Where the word "phenotypes" occurs in a line, return that line.

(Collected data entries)
______________________________

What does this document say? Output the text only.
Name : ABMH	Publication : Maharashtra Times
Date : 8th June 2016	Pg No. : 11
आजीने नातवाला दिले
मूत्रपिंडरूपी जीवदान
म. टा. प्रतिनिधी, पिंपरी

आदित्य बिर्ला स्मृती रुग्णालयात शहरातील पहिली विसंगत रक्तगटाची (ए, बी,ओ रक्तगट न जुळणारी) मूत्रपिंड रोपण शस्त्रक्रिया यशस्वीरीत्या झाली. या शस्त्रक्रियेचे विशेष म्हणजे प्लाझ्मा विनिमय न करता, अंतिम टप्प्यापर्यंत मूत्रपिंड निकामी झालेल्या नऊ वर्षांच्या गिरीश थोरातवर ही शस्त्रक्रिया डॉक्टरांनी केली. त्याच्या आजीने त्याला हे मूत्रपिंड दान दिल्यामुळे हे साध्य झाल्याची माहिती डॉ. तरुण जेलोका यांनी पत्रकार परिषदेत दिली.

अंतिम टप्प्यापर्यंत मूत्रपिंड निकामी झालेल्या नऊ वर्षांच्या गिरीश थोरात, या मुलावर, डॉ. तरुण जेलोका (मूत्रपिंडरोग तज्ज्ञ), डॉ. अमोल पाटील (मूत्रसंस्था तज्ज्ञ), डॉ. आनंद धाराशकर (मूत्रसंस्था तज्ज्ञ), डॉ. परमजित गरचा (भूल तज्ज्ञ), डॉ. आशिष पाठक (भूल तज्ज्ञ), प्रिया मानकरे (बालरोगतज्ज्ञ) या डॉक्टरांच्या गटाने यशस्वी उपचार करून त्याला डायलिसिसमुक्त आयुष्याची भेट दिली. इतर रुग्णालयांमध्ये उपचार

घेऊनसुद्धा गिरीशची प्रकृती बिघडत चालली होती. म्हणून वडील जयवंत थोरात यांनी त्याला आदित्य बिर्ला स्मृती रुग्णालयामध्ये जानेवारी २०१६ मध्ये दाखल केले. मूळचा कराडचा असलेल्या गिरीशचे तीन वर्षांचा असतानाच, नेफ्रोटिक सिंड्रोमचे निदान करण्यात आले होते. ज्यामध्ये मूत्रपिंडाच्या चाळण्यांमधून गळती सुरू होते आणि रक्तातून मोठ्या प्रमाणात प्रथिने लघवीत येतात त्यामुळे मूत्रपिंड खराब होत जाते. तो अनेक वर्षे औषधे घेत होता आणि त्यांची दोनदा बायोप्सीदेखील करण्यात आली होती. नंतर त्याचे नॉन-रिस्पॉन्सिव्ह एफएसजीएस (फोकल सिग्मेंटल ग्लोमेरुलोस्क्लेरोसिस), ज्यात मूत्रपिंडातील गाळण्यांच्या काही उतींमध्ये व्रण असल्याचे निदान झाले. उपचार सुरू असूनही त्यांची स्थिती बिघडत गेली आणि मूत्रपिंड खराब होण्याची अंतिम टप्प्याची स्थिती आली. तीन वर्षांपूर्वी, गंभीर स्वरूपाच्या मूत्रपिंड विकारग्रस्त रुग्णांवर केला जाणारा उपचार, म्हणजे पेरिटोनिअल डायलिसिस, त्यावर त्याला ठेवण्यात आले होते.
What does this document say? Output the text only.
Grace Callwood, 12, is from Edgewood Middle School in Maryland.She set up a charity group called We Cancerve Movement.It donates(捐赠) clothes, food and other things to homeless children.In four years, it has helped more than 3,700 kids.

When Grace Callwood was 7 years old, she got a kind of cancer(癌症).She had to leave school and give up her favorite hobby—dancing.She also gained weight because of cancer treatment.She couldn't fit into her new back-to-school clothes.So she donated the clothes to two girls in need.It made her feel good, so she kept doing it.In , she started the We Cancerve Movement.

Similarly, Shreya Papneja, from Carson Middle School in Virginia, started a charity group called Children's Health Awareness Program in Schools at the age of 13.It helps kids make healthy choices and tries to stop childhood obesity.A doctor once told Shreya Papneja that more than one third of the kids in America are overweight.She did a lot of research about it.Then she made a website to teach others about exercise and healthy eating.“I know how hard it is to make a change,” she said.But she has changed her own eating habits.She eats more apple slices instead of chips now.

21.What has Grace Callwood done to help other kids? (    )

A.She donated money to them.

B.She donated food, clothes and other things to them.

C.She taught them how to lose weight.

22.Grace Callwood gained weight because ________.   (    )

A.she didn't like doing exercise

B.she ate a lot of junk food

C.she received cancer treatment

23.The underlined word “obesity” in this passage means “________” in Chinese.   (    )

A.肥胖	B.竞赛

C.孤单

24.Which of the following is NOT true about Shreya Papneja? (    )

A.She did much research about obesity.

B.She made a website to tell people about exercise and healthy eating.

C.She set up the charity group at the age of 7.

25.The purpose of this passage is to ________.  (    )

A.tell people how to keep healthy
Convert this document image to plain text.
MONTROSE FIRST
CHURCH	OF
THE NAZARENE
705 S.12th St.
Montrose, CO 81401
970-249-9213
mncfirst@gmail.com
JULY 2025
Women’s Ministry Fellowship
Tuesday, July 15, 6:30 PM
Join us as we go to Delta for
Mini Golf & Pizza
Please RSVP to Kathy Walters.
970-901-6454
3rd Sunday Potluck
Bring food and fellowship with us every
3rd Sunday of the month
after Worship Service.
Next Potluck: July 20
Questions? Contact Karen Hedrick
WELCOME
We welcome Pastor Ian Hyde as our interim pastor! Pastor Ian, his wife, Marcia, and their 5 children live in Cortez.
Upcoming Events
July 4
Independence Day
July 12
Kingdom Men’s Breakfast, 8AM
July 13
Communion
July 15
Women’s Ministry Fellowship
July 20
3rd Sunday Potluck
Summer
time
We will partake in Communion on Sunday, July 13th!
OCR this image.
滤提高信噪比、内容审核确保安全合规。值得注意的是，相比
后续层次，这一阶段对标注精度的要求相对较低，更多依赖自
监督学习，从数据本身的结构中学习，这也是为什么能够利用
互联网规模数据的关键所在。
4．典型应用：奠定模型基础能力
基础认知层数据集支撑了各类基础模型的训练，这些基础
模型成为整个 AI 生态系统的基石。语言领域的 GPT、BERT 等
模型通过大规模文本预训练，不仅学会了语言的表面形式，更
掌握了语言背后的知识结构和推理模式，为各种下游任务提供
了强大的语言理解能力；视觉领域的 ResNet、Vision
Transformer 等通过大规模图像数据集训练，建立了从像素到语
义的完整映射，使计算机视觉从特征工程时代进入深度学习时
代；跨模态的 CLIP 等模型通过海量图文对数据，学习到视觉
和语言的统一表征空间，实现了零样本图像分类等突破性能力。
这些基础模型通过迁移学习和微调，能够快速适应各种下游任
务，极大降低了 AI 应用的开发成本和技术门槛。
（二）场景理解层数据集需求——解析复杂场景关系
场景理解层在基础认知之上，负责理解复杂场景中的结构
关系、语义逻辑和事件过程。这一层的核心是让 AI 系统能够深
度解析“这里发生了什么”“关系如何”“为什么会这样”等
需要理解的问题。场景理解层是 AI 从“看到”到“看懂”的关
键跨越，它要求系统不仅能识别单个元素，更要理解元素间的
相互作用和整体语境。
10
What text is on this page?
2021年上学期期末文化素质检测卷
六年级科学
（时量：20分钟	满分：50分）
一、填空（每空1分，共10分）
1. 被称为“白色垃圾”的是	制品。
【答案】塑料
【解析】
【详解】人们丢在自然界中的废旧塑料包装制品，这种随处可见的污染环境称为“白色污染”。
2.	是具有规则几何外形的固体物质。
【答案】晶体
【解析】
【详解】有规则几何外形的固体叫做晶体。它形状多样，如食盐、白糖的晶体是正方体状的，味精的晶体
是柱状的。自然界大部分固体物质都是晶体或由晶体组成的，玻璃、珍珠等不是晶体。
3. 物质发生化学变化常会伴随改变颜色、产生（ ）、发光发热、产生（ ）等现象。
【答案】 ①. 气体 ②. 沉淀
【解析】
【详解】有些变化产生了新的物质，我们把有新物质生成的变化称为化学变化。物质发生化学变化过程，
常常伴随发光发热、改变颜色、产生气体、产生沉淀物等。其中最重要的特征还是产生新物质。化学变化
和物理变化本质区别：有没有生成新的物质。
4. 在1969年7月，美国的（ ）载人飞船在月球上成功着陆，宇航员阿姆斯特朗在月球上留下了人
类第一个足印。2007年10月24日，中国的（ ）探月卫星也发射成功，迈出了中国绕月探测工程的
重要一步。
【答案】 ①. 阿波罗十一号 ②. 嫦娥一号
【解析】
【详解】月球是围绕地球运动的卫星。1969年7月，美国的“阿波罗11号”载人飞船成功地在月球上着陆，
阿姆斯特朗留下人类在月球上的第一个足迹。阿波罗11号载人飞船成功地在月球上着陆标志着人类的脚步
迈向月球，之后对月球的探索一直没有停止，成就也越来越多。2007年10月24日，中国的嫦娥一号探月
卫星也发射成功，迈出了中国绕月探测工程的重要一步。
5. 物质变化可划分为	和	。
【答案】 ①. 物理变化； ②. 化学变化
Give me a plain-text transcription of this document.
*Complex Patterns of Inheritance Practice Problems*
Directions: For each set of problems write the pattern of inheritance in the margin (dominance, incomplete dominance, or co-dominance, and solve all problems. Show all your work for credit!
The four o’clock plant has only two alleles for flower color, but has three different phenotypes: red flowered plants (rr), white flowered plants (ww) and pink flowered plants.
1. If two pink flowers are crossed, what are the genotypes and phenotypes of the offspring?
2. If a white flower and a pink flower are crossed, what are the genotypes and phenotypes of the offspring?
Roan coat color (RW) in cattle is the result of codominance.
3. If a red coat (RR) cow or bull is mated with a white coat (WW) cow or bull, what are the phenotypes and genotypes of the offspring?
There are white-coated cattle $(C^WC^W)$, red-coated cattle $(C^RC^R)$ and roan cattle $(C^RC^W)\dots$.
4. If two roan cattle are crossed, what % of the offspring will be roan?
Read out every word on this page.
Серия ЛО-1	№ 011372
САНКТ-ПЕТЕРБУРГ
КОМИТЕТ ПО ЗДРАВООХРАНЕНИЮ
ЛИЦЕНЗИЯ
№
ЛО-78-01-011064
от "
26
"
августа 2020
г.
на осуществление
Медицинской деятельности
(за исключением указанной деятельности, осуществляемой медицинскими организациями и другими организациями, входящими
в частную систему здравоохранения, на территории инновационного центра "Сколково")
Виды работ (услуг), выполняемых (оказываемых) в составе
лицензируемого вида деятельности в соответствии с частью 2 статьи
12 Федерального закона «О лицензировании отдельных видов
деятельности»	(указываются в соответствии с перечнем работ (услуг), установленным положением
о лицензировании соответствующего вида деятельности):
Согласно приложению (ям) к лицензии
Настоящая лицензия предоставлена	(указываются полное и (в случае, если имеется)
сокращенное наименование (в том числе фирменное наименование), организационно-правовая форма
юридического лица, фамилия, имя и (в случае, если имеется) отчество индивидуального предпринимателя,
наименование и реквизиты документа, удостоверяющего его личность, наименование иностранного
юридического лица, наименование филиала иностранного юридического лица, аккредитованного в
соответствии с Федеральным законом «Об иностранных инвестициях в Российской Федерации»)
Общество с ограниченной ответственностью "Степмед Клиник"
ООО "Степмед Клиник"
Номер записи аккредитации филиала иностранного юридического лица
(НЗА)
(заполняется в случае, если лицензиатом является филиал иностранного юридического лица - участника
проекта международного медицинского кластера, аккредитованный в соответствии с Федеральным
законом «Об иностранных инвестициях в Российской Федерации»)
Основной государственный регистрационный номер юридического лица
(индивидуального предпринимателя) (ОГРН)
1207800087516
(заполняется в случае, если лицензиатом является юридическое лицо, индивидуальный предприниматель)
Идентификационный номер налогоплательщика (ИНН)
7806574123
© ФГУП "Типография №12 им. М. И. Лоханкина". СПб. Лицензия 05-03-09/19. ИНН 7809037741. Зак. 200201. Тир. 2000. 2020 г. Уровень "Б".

______________________________

--- In response ---
The four o’clock plant has only two alleles for flower color, but has three different phenotypes: red flowered plants (rr), white flowered plants (ww) and pink flowered plants.
1. If two pink flowers are crossed, what are the genotypes and phenotypes of the offspring?
2. If a white flower and a pink flower are crossed, what are the genotypes and phenotypes of the offspring?
3. If a red coat (RR) cow or bull is mated with a white coat (WW) cow or bull, what are the phenotypes and genotypes of the offspring?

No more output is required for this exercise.